* REQUIREMENTS
Reproduce all entries verbatim, with nothing added or dropped.

--------------------

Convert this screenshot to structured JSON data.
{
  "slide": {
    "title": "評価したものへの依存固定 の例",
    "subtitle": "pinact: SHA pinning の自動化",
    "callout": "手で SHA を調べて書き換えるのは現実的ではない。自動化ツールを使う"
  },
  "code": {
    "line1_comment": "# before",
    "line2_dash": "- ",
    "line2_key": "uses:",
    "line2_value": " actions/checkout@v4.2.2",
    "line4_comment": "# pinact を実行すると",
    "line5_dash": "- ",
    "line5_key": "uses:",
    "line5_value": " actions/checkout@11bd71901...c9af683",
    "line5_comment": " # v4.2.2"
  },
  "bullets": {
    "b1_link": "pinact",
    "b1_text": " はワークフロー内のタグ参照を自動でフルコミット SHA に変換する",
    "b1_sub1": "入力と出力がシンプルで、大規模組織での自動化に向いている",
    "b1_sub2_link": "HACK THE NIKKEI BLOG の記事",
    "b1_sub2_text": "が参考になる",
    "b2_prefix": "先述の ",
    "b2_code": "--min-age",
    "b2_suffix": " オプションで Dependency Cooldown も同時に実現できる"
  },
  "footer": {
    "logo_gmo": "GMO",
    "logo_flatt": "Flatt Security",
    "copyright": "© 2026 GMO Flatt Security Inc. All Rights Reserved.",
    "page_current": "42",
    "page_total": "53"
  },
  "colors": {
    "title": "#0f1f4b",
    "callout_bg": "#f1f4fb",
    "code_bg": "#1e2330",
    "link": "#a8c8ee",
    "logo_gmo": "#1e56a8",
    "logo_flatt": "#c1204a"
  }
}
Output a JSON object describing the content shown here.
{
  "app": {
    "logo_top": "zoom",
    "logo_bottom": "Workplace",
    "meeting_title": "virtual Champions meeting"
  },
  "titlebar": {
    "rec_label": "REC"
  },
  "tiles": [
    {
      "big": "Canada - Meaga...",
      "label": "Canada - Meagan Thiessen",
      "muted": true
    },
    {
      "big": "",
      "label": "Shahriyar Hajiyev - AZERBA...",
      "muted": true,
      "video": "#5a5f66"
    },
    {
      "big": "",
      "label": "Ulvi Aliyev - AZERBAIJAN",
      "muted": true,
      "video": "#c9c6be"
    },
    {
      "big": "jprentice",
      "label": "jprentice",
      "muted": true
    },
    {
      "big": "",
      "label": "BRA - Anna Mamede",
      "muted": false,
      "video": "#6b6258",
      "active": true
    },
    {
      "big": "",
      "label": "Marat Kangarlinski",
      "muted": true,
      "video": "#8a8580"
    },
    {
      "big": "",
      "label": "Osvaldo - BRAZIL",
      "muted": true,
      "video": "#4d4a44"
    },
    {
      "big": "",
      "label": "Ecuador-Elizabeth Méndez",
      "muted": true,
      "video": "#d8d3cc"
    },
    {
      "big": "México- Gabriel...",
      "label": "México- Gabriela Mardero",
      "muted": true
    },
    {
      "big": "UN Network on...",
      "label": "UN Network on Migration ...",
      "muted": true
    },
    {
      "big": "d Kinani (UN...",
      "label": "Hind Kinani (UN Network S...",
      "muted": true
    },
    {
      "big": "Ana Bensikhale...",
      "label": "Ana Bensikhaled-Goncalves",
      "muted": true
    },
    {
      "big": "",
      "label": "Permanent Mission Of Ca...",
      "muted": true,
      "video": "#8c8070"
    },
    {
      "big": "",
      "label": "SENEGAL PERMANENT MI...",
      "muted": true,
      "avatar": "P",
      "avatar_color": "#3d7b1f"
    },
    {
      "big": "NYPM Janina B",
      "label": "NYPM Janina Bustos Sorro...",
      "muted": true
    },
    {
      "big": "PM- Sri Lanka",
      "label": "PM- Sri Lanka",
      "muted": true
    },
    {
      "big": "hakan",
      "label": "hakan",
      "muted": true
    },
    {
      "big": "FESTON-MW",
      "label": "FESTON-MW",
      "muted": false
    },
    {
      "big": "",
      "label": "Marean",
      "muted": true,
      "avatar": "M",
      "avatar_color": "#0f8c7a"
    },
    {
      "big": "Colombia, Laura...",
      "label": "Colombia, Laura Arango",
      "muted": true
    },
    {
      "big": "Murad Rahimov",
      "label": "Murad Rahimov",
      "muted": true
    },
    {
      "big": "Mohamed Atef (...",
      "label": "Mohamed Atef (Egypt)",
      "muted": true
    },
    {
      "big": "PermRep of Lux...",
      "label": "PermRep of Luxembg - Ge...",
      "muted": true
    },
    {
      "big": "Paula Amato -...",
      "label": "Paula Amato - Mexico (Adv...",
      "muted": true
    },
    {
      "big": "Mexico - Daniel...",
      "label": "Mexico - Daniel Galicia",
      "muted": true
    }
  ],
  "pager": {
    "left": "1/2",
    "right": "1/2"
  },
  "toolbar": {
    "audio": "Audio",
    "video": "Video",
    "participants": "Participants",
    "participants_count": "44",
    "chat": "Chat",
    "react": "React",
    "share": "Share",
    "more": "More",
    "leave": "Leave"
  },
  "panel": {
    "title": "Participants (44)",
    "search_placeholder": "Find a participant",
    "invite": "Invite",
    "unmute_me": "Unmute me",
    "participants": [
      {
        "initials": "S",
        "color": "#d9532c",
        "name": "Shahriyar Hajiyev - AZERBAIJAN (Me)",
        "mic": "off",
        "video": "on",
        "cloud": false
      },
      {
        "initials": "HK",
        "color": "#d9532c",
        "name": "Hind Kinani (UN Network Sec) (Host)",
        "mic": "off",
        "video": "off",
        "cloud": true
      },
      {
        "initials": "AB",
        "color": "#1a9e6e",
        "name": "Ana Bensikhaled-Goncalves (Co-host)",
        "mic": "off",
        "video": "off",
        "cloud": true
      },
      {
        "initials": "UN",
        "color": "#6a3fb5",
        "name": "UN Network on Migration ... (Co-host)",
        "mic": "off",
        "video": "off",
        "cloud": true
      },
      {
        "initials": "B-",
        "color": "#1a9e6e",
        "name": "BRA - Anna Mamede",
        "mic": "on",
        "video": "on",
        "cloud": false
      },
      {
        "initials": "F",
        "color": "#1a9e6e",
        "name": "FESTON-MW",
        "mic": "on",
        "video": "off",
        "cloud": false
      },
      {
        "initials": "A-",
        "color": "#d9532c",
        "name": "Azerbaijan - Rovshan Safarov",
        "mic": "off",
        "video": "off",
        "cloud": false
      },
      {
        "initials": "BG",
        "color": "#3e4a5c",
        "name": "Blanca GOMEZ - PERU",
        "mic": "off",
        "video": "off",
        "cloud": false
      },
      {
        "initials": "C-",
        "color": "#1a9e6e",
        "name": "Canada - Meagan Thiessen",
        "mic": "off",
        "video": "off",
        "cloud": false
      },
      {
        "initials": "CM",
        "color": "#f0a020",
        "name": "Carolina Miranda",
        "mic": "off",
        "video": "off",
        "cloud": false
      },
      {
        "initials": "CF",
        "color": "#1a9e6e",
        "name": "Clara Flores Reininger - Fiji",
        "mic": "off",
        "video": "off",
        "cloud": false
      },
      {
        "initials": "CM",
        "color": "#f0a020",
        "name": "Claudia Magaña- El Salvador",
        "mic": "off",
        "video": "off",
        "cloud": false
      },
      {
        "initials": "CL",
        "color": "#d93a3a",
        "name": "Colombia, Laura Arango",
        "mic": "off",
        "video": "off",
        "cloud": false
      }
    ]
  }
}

--------------------

* THE REPLY
Convert this screenshot to structured JSON data.
{
  "slide": {
    "title": "評価したものへの依存固定 の例",
    "subtitle": "pinact: SHA pinning の自動化",
    "callout": "手で SHA を調べて書き換えるのは現実的ではない。自動化ツールを使う"
  },
  "code": {
    "line1_comment": "# before",
    "line2_dash": "- ",
    "line2_key": "uses:",
    "line2_value": " actions/checkout@v4.2.2",
    "line4_comment": "# pinact を実行すると",
    "line5_dash": "- ",
    "line5_key": "uses:",
    "line5_value": " actions/checkout@11bd71901...c9af683",
    "line5_comment": " # v4.2.2"
  },
  "bullets": {
    "b1_link": "pinact",
    "b1_text": " はワークフロー内のタグ参照を自動でフルコミット SHA に変換する",
    "b1_sub1": "入力と出力がシンプルで、大規模組織での自動化に向いている",
    "b1_sub2_link": "HACK THE NIKKEI BLOG の記事",
    "b1_sub2_text": "が参考になる",
    "b2_prefix": "先述の ",
    "b2_code": "--min-age",
    "b2_suffix": " オプションで Dependency Cooldown も同時に実現できる"
  },
  "footer": {
    "logo_gmo": "GMO",
    "logo_flatt": "Flatt Security",
    "copyright": "© 2026 GMO Flatt Security Inc. All Rights Reserved.",
    "page_current": "42",
    "page_total": "53"
  },
  "colors": {
    "title": "#0f1f4b",
    "callout_bg": "#f1f4fb",
    "code_bg": "#1e2330",
    "link": "#a8c8ee",
    "logo_gmo": "#1e56a8",
    "logo_flatt": "#c1204a"
  }
}
Output a JSON object describing the content shown here.
{
  "app": {
    "logo_top": "zoom",
    "logo_bottom": "Workplace",
    "meeting_title": "virtual Champions meeting"
  },
  "titlebar": {
    "rec_label": "REC"
  },
  "tiles": [
    {
      "big": "Canada - Meaga...",
      "label": "Canada - Meagan Thiessen",
      "muted": true
    },
    {
      "big": "",
      "label": "Shahriyar Hajiyev - AZERBA...",
      "muted": true,
      "video": "#5a5f66"
    },
    {
      "big": "",
      "label": "Ulvi Aliyev - AZERBAIJAN",
      "muted": true,
      "video": "#c9c6be"
    },
    {
      "big": "jprentice",
      "label": "jprentice",
      "muted": true
    },
    {
      "big": "",
      "label": "BRA - Anna Mamede",
      "muted": false,
      "video": "#6b6258",
      "active": true
    },
    {
      "big": "",
      "label": "Marat Kangarlinski",
      "muted": true,
      "video": "#8a8580"
    },
    {
      "big": "",
      "label": "Osvaldo - BRAZIL",
      "muted": true,
      "video": "#4d4a44"
    },
    {
      "big": "",
      "label": "Ecuador-Elizabeth Méndez",
      "muted": true,
      "video": "#d8d3cc"
    },
    {
      "big": "México- Gabriel...",
      "label": "México- Gabriela Mardero",
      "muted": true
    },
    {
      "big": "UN Network on...",
      "label": "UN Network on Migration ...",
      "muted": true
    },
    {
      "big": "d Kinani (UN...",
      "label": "Hind Kinani (UN Network S...",
      "muted": true
    },
    {
      "big": "Ana Bensikhale...",
      "label": "Ana Bensikhaled-Goncalves",
      "muted": true
    },
    {
      "big": "",
      "label": "Permanent Mission Of Ca...",
      "muted": true,
      "video": "#8c8070"
    },
    {
      "big": "",
      "label": "SENEGAL PERMANENT MI...",
      "muted": true,
      "avatar": "P",
      "avatar_color": "#3d7b1f"
    },
    {
      "big": "NYPM Janina B",
      "label": "NYPM Janina Bustos Sorro...",
      "muted": true
    },
    {
      "big": "PM- Sri Lanka",
      "label": "PM- Sri Lanka",
      "muted": true
    },
    {
      "big": "hakan",
      "label": "hakan",
      "muted": true
    },
    {
      "big": "FESTON-MW",
      "label": "FESTON-MW",
      "muted": false
    },
    {
      "big": "",
      "label": "Marean",
      "muted": true,
      "avatar": "M",
      "avatar_color": "#0f8c7a"
    },
    {
      "big": "Colombia, Laura...",
      "label": "Colombia, Laura Arango",
      "muted": true
    },
    {
      "big": "Murad Rahimov",
      "label": "Murad Rahimov",
      "muted": true
    },
    {
      "big": "Mohamed Atef (...",
      "label": "Mohamed Atef (Egypt)",
      "muted": true
    },
    {
      "big": "PermRep of Lux...",
      "label": "PermRep of Luxembg - Ge...",
      "muted": true
    },
    {
      "big": "Paula Amato -...",
      "label": "Paula Amato - Mexico (Adv...",
      "muted": true
    },
    {
      "big": "Mexico - Daniel...",
      "label": "Mexico - Daniel Galicia",
      "muted": true
    }
  ],
  "pager": {
    "left": "1/2",
    "right": "1/2"
  },
  "toolbar": {
    "audio": "Audio",
    "video": "Video",
    "participants": "Participants",
    "participants_count": "44",
    "chat": "Chat",
    "react": "React",
    "share": "Share",
    "more": "More",
    "leave": "Leave"
  },
  "panel": {
    "title": "Participants (44)",
    "search_placeholder": "Find a participant",
    "invite": "Invite",
    "unmute_me": "Unmute me",
    "participants": [
      {
        "initials": "S",
        "color": "#d9532c",
        "name": "Shahriyar Hajiyev - AZERBAIJAN (Me)",
        "mic": "off",
        "video": "on",
        "cloud": false
      },
      {
        "initials": "HK",
        "color": "#d9532c",
        "name": "Hind Kinani (UN Network Sec) (Host)",
        "mic": "off",
        "video": "off",
        "cloud": true
      },
      {
        "initials": "AB",
        "color": "#1a9e6e",
        "name": "Ana Bensikhaled-Goncalves (Co-host)",
        "mic": "off",
        "video": "off",
        "cloud": true
      },
      {
        "initials": "UN",
        "color": "#6a3fb5",
        "name": "UN Network on Migration ... (Co-host)",
        "mic": "off",
        "video": "off",
        "cloud": true
      },
      {
        "initials": "B-",
        "color": "#1a9e6e",
        "name": "BRA - Anna Mamede",
        "mic": "on",
        "video": "on",
        "cloud": false
      },
      {
        "initials": "F",
        "color": "#1a9e6e",
        "name": "FESTON-MW",
        "mic": "on",
        "video": "off",
        "cloud": false
      },
      {
        "initials": "A-",
        "color": "#d9532c",
        "name": "Azerbaijan - Rovshan Safarov",
        "mic": "off",
        "video": "off",
        "cloud": false
      },
      {
        "initials": "BG",
        "color": "#3e4a5c",
        "name": "Blanca GOMEZ - PERU",
        "mic": "off",
        "video": "off",
        "cloud": false
      },
      {
        "initials": "C-",
        "color": "#1a9e6e",
        "name": "Canada - Meagan Thiessen",
        "mic": "off",
        "video": "off",
        "cloud": false
      },
      {
        "initials": "CM",
        "color": "#f0a020",
        "name": "Carolina Miranda",
        "mic": "off",
        "video": "off",
        "cloud": false
      },
      {
        "initials": "CF",
        "color": "#1a9e6e",
        "name": "Clara Flores Reininger - Fiji",
        "mic": "off",
        "video": "off",
        "cloud": false
      },
      {
        "initials": "CM",
        "color": "#f0a020",
        "name": "Claudia Magaña- El Salvador",
        "mic": "off",
        "video": "off",
        "cloud": false
      },
      {
        "initials": "CL",
        "color": "#d93a3a",
        "name": "Colombia, Laura Arango",
        "mic": "off",
        "video": "off",
        "cloud": false
      }
    ]
  }
}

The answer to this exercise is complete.